__What is asked__
Your answer is a single number: how many lines hold the word "награды"?

__Extracted material__

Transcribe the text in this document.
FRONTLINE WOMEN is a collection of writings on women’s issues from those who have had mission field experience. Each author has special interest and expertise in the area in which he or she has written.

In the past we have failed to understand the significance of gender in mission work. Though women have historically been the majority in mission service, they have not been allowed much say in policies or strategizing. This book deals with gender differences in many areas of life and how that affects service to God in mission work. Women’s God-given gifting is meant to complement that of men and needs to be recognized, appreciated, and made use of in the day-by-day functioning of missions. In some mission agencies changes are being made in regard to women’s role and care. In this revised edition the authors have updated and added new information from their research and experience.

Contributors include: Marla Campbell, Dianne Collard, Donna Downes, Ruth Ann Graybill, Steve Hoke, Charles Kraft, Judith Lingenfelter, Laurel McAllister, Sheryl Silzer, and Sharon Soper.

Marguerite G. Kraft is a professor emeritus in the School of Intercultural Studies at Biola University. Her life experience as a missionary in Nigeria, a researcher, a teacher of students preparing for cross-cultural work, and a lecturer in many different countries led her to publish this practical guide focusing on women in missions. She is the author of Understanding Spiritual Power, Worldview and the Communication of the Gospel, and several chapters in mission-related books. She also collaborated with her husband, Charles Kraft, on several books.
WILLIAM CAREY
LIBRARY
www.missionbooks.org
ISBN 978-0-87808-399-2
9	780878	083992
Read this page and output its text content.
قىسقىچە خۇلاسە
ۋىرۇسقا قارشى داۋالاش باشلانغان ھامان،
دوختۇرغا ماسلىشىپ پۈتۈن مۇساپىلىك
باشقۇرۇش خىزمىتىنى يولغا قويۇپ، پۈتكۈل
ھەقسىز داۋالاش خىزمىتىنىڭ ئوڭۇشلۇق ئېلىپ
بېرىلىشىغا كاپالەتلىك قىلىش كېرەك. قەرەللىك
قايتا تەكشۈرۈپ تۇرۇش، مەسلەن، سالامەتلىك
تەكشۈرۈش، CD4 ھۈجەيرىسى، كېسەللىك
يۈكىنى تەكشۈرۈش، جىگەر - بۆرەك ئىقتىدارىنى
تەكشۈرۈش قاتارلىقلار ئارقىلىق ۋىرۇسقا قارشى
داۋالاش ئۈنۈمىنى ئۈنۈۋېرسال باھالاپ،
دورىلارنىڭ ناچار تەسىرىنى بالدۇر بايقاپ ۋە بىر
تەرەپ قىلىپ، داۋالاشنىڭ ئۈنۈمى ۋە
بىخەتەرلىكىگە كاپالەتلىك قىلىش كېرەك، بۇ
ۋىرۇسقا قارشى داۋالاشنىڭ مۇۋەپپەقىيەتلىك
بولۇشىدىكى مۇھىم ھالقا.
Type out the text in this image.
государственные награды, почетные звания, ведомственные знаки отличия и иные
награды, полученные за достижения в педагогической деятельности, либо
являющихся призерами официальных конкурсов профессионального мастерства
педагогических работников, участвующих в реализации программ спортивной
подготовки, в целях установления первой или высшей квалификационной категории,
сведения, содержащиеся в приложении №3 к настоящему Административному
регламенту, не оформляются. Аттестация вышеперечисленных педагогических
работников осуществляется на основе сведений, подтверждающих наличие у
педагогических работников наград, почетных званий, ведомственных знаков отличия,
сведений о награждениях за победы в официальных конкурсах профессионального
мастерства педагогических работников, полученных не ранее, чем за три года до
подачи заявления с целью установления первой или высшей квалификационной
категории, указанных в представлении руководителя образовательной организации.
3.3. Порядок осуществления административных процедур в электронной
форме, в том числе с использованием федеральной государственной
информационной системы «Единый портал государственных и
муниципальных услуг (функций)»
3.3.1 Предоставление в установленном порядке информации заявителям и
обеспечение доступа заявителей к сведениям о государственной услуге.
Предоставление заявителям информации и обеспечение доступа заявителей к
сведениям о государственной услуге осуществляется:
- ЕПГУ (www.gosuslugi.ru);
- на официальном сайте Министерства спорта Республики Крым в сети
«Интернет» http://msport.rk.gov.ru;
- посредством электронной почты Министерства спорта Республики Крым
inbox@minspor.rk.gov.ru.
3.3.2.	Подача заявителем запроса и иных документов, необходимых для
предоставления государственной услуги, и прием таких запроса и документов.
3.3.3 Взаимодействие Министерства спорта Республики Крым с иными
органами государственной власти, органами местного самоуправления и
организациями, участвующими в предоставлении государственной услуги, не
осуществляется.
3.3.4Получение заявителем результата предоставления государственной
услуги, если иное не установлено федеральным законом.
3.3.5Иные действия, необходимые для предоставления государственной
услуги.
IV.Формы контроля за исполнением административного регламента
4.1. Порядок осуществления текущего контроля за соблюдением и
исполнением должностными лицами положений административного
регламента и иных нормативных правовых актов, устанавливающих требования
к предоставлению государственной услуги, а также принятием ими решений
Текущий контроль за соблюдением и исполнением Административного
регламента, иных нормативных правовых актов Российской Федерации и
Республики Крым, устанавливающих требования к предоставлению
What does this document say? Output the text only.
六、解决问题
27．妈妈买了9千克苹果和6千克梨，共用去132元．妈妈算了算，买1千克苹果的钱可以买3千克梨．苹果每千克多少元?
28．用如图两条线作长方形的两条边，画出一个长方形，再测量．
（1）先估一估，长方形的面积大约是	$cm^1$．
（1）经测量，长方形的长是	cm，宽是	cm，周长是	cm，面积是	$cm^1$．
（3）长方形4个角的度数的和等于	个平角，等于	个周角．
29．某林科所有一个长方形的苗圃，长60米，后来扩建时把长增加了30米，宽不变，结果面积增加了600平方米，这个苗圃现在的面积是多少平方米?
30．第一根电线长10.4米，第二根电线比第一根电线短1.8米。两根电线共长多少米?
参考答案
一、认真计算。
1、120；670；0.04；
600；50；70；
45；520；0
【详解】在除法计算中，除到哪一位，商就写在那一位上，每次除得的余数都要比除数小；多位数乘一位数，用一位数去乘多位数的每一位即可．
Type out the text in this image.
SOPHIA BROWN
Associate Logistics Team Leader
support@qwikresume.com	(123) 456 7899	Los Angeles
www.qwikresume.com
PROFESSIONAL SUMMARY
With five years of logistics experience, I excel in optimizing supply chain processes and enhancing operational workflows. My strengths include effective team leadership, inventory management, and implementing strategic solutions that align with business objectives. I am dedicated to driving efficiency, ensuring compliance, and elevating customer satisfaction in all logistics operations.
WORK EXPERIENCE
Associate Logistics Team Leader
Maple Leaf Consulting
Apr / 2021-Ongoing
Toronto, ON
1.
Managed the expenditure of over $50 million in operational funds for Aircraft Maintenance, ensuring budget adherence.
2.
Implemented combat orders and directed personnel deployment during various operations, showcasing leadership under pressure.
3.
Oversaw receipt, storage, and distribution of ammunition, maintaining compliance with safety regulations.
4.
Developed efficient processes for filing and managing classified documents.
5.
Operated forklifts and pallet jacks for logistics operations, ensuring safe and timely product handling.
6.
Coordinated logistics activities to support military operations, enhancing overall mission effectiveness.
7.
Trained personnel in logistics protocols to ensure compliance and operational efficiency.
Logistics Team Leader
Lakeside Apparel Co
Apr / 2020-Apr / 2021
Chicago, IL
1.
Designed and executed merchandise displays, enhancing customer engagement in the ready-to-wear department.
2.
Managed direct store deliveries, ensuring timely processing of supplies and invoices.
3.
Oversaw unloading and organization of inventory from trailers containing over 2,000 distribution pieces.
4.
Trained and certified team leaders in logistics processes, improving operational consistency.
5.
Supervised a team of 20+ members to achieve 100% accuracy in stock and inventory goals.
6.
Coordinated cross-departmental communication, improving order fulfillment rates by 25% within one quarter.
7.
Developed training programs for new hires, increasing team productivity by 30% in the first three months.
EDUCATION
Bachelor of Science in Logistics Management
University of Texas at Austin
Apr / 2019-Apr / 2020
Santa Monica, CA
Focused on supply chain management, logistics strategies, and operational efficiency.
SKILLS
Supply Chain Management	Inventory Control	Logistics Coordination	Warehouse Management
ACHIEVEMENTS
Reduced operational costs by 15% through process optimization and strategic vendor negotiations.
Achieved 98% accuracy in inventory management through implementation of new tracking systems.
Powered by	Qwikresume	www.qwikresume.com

__Result below__
2